● Task instructions
Transcribe the portion of the digital twin overview between "Digital twins are" and "reduce hospital expenditures.", inclusive.

● Extract provided
Digital Twin Technology in Healthcare: Overview

The advancement of technologies such as the Internet of Things (IoT), artificial intelligence, machine learning, data analytics and their affordability has driven the success of the digital twin technology concept. The COVID-19 pandemic also had a positive impact on the digital twins market growth. Digital twins were adopted by healthcare providers after the pandemic to streamline work processes and predict institutional efficiency in the face of the increased influx of patients seen during the pandemic.

What is it?

A Digital Twin is a digital virtual copy of a physical object; a model of any objects, systems,  processes, or people. It exactly replicates the form and actions of the source material and is synchronized with it. An essential point of the digital twin is that it uses information from the sensors mounted on the real device to set inputs to it.

The first description of the concept of a digital twin was made in 2002 by Michael Greaves, a professor at the University of Michigan. According to Grieves, "under ideal conditions, all the information that can be obtained from a product can be obtained from its digital twin". Officially, the term "Digital Twin" was first coined in NASA's 2010 Modeling and Simulation Report. It suggests an ultra-realistic virtual replica of a spaceship that would replicate the stages of construction, testing, and spaceflights.

The digital twins were introduced into the Gartner Hype Cycle in 2016 and peaked in 2018. In 2022 this technology is still there.

Hype Cycle for Emerging Tech for 2022

Digital twins are already widely used in healthcare. Using historical and real-time data collected on hospital operations and the environment (e.g., COVID-19 cases, car accidents, dust storms) to create digital twins allows hospital management to identify bed shortages, optimize staff schedules and help manage rooms. Such information improves resource efficiency and optimizes hospital and staff performance while reducing costs. The use of digital twins can reduce patient treatment time, decrease the number of hospital-acquired complications, increase patient satisfaction, and reduce hospital expenditures.

(Collected data)
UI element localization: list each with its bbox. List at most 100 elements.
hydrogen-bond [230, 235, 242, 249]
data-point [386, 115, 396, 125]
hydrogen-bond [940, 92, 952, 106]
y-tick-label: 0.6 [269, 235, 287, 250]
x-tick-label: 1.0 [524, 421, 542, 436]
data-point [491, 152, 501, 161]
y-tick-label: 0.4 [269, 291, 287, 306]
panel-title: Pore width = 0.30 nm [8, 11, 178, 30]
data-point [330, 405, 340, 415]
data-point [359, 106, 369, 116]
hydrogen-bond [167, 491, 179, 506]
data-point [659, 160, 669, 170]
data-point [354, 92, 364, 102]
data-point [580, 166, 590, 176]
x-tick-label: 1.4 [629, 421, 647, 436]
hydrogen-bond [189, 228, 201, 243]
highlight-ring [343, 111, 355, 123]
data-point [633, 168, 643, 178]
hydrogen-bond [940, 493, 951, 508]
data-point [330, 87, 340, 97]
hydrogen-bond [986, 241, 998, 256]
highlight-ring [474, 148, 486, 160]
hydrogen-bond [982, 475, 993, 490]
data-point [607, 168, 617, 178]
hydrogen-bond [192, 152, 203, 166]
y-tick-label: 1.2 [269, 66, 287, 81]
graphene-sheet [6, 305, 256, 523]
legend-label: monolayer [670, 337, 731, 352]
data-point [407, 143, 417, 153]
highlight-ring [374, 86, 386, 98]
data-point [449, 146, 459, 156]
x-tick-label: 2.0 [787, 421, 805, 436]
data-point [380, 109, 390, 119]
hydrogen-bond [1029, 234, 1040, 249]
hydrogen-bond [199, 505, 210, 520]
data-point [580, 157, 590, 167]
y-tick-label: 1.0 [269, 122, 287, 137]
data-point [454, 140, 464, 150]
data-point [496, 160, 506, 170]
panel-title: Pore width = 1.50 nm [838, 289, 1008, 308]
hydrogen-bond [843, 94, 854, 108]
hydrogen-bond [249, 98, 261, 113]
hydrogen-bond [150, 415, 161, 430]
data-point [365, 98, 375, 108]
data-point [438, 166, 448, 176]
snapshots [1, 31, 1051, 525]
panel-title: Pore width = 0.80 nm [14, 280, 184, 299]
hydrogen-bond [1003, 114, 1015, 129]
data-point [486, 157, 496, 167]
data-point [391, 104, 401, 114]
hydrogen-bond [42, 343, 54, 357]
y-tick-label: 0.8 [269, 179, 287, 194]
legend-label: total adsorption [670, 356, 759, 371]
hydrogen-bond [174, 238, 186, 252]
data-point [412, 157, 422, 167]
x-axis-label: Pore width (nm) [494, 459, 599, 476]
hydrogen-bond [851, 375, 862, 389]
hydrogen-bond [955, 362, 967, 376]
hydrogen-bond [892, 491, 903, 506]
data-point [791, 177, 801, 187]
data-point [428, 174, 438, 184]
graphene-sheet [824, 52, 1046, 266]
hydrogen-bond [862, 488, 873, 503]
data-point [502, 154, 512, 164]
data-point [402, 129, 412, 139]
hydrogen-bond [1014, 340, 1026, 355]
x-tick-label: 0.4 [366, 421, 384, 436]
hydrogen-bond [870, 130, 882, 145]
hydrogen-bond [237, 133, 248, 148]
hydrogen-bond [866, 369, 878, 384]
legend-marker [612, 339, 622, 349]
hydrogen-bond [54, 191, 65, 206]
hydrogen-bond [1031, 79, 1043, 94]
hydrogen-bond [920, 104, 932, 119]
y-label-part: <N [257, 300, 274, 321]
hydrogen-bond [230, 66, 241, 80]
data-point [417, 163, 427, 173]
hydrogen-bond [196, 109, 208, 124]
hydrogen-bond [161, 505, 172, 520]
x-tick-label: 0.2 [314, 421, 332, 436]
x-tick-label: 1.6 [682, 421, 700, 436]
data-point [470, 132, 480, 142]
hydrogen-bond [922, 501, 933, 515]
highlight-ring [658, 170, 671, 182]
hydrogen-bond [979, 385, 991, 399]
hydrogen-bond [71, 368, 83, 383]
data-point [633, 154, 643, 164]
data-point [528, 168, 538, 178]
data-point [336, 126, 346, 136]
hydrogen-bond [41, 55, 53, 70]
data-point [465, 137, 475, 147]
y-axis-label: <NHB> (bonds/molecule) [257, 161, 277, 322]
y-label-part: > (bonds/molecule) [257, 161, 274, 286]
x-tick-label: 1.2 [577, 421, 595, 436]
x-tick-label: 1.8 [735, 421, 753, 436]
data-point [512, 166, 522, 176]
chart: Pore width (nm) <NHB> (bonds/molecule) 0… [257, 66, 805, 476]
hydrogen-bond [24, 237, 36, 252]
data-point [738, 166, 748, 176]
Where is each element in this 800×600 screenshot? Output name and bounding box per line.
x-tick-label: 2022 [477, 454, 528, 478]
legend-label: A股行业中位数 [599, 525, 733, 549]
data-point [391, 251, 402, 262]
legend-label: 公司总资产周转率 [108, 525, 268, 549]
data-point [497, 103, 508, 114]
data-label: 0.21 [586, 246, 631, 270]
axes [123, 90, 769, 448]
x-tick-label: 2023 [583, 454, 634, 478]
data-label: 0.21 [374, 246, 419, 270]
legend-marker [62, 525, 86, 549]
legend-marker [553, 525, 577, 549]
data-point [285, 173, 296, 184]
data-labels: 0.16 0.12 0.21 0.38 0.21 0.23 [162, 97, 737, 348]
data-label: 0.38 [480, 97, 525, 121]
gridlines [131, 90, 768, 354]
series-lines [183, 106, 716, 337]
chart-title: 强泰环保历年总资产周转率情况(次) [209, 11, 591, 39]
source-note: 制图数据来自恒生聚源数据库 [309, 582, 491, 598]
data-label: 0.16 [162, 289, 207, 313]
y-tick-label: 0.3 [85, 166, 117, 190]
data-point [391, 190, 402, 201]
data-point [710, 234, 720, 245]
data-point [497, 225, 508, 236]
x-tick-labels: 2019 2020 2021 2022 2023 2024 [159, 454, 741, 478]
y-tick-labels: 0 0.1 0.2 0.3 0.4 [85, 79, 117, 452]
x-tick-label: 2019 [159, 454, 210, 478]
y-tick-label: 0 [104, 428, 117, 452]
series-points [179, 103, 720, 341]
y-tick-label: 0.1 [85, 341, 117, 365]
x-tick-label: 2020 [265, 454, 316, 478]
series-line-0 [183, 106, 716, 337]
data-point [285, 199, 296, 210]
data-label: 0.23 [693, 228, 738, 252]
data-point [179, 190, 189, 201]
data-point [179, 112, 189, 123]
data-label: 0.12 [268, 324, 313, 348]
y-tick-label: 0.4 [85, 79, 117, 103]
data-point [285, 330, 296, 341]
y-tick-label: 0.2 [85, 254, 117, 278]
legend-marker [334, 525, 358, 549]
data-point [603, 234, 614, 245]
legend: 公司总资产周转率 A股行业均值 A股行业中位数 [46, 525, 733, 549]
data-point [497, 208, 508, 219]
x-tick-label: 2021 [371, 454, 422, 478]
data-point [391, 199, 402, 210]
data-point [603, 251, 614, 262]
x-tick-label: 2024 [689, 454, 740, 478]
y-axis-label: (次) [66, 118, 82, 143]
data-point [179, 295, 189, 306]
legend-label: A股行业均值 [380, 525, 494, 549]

● Your response
Digital twins are already widely used in healthcare. Using historical and real-time data collected on hospital operations and the environment (e.g., COVID-19 cases, car accidents, dust storms) to create digital twins allows hospital management to identify bed shortages, optimize staff schedules and help manage rooms. Such information improves resource efficiency and optimizes hospital and staff performance while reducing costs. The use of digital twins can reduce patient treatment time, decrease the number of hospital-acquired complications, increase patient satisfaction, and reduce hospital expenditures.